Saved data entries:
——
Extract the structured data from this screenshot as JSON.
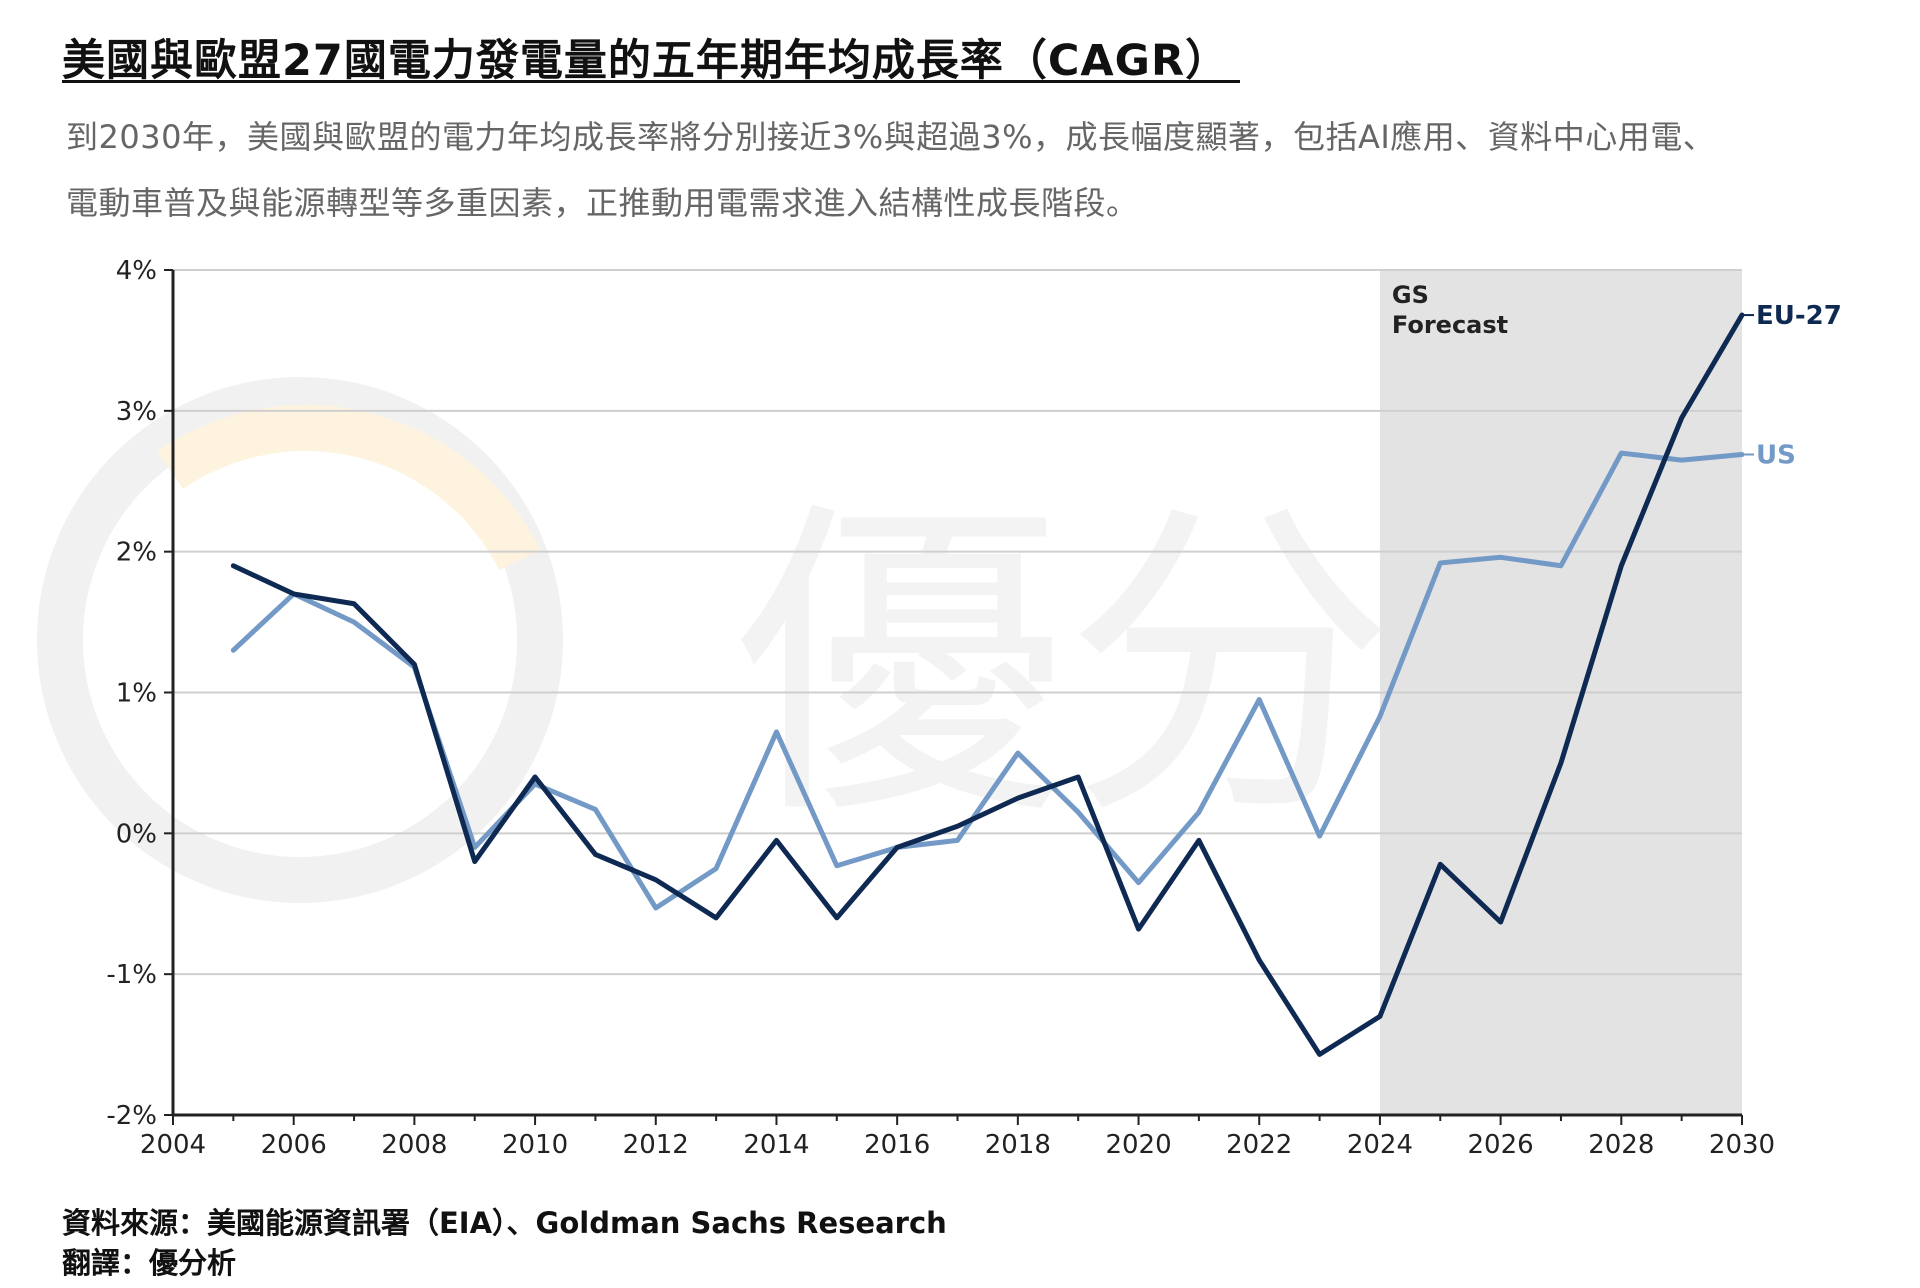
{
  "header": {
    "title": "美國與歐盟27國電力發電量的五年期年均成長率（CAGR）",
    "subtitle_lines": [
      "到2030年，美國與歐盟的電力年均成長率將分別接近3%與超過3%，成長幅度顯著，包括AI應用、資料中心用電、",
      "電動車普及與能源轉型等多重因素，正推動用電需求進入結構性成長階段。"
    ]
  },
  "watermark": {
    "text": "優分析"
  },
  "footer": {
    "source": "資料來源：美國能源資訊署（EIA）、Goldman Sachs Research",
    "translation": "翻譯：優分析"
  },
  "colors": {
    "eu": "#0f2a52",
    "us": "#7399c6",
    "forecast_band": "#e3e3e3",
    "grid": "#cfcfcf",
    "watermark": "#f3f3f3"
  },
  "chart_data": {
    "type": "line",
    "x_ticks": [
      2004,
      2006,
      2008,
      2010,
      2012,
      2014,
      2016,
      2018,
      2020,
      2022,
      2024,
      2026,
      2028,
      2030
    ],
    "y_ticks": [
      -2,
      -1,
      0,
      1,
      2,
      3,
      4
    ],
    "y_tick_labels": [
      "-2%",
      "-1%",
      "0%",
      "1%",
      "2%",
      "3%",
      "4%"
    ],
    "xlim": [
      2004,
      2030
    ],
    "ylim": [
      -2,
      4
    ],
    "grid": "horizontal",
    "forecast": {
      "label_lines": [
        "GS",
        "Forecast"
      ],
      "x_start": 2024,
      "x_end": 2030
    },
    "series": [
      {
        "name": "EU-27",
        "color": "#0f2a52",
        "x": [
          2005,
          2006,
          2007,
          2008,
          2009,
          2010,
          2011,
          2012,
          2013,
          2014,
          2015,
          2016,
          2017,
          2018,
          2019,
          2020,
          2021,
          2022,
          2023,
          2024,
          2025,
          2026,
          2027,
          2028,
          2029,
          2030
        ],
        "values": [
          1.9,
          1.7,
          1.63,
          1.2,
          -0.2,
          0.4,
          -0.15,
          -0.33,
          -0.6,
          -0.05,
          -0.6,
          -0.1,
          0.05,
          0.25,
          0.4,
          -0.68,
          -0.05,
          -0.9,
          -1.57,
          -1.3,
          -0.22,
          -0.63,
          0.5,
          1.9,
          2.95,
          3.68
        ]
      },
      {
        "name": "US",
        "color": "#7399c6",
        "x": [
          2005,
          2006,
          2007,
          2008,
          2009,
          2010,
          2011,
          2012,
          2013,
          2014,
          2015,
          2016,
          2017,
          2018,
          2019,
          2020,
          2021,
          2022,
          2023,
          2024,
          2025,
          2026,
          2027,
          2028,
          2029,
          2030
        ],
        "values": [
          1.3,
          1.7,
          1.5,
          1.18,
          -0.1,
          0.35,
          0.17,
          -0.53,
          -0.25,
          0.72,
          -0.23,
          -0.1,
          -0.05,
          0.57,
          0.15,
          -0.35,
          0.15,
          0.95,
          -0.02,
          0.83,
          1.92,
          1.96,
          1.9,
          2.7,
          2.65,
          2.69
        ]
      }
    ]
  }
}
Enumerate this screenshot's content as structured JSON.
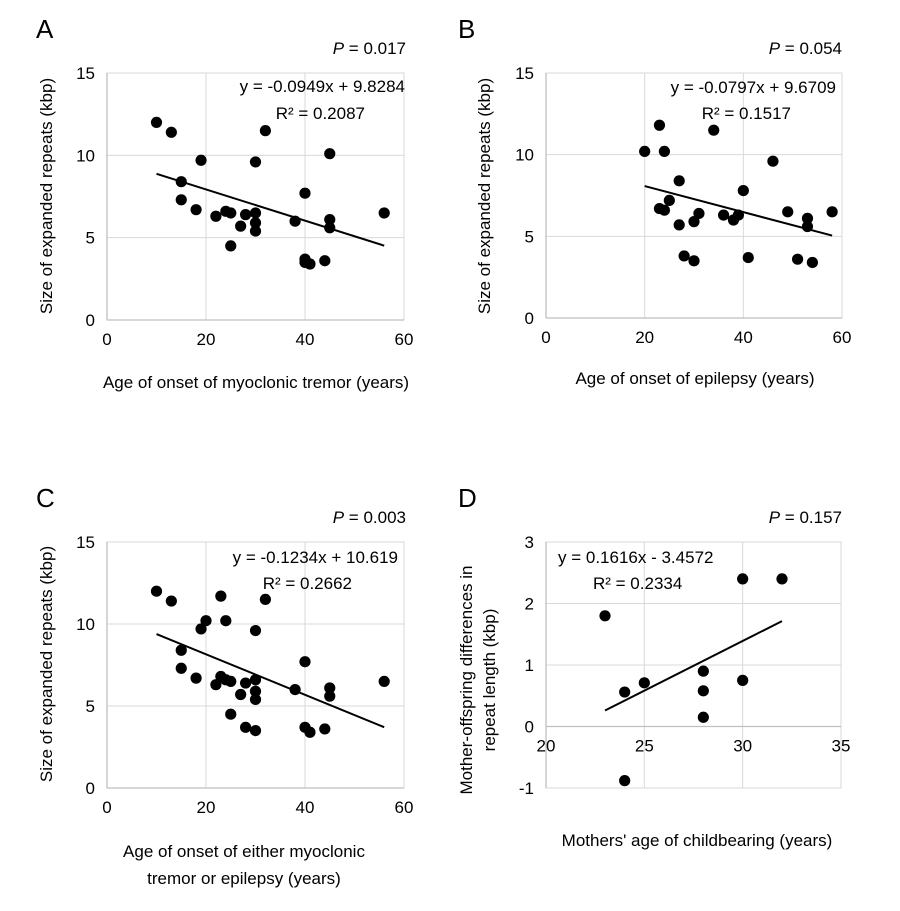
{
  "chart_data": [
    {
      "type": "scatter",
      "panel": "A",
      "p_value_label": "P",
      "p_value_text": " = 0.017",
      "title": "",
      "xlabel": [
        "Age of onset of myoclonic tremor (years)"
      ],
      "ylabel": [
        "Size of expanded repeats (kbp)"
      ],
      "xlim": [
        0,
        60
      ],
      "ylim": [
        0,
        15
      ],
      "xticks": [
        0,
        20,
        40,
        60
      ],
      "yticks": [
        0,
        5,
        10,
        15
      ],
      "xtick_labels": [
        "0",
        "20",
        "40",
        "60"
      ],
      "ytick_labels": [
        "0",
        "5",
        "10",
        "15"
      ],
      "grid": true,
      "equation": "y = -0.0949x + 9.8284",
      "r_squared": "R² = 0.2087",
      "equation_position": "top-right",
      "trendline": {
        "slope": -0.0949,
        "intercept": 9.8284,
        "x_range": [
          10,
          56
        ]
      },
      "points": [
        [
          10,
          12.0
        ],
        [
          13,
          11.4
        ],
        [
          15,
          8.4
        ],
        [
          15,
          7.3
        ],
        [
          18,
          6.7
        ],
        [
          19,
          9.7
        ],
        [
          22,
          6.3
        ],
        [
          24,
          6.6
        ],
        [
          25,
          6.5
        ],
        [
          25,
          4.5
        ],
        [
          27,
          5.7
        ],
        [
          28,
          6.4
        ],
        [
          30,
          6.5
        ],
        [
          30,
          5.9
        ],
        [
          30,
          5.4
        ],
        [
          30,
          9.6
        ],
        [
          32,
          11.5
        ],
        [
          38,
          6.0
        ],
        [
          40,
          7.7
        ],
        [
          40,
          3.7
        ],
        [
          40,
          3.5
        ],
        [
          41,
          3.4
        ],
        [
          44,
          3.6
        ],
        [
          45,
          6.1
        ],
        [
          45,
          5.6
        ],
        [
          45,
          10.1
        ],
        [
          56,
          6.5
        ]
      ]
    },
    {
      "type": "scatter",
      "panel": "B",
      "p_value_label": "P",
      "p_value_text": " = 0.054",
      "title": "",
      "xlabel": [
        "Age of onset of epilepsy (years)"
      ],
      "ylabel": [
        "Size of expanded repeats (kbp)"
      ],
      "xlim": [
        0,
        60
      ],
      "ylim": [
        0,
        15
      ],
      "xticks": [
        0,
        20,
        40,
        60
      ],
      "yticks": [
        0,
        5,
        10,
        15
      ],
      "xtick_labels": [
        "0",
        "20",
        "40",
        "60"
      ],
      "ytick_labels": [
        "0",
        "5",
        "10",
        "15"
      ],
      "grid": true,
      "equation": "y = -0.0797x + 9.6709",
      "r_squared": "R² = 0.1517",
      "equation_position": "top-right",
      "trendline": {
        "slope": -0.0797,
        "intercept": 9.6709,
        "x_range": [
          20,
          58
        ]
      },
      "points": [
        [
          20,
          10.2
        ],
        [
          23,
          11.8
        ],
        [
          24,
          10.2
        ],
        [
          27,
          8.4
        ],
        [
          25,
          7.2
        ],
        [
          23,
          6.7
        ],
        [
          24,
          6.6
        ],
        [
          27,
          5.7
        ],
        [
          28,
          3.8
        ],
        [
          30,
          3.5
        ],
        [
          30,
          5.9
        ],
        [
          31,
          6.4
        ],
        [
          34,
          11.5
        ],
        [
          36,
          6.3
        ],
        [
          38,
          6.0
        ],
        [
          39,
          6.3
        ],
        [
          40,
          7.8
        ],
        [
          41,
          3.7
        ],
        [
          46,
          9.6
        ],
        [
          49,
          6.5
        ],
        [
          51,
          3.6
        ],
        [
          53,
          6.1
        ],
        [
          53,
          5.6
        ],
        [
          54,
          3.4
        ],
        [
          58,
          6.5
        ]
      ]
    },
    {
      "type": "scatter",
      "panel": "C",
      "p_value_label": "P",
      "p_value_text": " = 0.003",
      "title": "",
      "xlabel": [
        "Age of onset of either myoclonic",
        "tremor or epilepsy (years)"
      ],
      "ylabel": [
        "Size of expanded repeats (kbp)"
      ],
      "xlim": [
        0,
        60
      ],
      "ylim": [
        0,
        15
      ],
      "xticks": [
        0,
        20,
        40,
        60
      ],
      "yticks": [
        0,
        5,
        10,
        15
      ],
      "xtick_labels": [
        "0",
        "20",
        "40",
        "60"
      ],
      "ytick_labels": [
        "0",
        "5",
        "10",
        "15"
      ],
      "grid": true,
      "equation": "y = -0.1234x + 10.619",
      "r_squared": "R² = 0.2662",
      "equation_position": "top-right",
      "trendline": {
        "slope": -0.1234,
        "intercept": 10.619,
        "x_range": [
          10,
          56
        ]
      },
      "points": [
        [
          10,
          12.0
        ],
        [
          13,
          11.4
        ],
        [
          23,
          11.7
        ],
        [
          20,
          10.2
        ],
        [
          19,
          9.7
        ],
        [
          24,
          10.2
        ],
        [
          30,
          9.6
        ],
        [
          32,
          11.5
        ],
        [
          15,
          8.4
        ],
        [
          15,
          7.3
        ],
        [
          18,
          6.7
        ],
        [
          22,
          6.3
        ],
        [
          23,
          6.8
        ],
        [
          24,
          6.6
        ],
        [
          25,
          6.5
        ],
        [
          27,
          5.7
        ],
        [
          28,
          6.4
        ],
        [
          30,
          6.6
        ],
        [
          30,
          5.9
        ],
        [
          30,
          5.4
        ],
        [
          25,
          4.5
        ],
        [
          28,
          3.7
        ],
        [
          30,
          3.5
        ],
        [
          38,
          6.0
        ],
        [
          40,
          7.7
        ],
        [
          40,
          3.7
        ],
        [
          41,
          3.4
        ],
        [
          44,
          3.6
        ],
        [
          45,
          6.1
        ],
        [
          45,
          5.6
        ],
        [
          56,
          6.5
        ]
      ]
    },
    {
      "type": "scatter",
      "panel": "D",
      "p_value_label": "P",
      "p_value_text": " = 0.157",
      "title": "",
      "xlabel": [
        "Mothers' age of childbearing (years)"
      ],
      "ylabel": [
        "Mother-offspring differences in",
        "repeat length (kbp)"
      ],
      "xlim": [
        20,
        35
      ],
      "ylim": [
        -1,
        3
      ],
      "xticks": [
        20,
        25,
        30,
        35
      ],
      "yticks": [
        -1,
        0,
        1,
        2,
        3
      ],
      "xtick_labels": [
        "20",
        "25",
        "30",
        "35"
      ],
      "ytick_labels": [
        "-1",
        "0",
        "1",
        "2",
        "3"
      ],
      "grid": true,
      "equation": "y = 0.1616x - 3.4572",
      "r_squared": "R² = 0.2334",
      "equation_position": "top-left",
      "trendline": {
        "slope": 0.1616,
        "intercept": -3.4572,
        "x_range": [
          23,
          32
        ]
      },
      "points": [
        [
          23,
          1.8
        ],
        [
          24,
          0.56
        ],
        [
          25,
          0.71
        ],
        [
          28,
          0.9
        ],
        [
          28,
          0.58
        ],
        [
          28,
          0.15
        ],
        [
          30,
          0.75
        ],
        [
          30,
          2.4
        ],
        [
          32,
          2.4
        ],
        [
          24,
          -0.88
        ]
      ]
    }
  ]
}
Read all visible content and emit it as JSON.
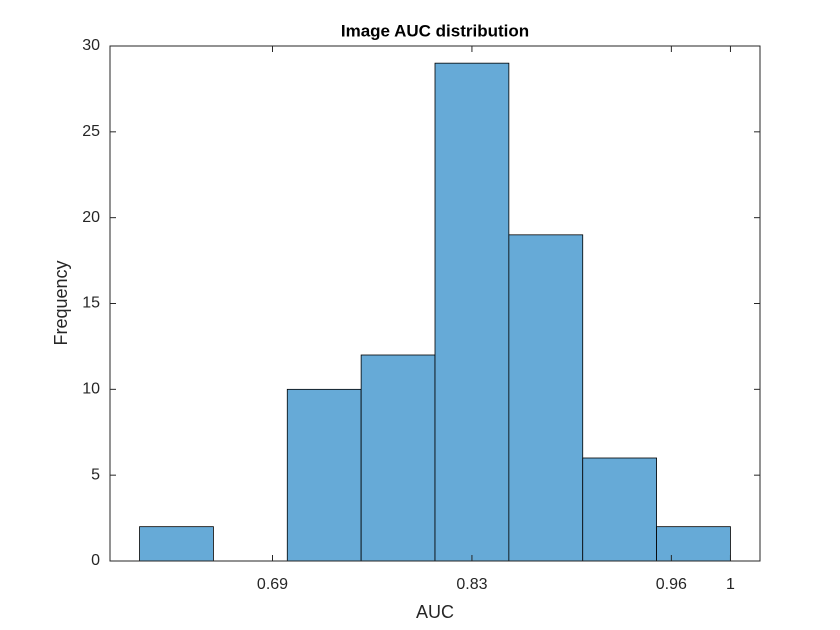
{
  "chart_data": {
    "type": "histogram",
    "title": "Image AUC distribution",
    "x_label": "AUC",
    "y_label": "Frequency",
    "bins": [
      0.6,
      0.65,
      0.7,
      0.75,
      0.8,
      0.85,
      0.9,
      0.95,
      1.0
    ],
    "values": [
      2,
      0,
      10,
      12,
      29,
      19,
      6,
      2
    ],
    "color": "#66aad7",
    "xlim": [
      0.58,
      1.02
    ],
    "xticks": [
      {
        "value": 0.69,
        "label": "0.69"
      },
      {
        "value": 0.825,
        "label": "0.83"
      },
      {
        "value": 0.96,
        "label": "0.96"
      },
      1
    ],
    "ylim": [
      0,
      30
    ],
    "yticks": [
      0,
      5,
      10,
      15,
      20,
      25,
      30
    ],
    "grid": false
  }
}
——
EXERCISE>
Using the records above, say how many lines include the string "years". Only the number is wanted.

EXERCISE SOLUTION>
4